Repeat each entry exactly and drop the pictures.
- - -
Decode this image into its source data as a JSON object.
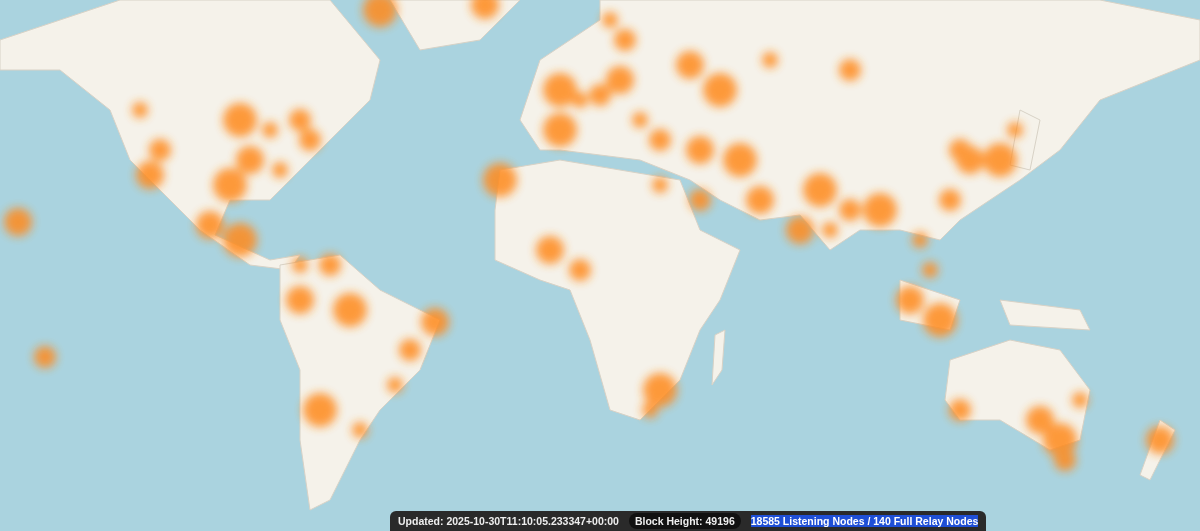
{
  "status_bar": {
    "items": [
      {
        "text": "Updated: 2025-10-30T11:10:05.233347+00:00",
        "kind": "plain",
        "highlighted": false
      },
      {
        "text": "Block Height: 49196",
        "kind": "pill",
        "highlighted": false
      },
      {
        "text": "18585 Listening Nodes / 140 Full Relay Nodes",
        "kind": "plain",
        "highlighted": true
      }
    ]
  }
}
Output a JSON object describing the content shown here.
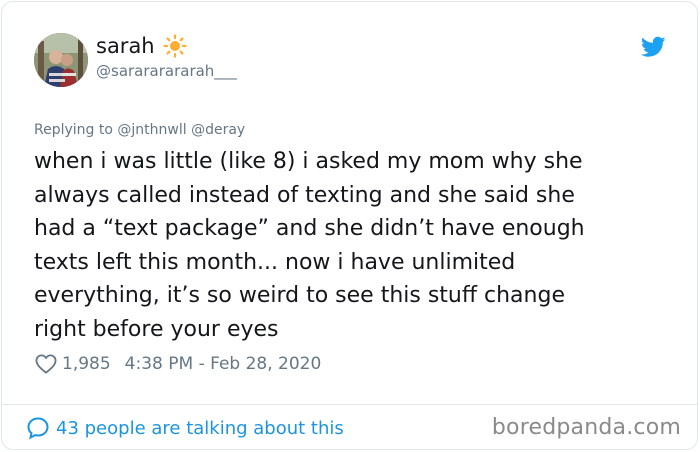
- - -
# THE RESULT
Decode this image into its source data as a JSON object.
{
  "status_bar": {
    "items": [
      {
        "text": "Updated: 2025-10-30T11:10:05.233347+00:00",
        "kind": "plain",
        "highlighted": false
      },
      {
        "text": "Block Height: 49196",
        "kind": "pill",
        "highlighted": false
      },
      {
        "text": "18585 Listening Nodes / 140 Full Relay Nodes",
        "kind": "plain",
        "highlighted": true
      }
    ]
  }
}
Output a JSON object describing the content shown here.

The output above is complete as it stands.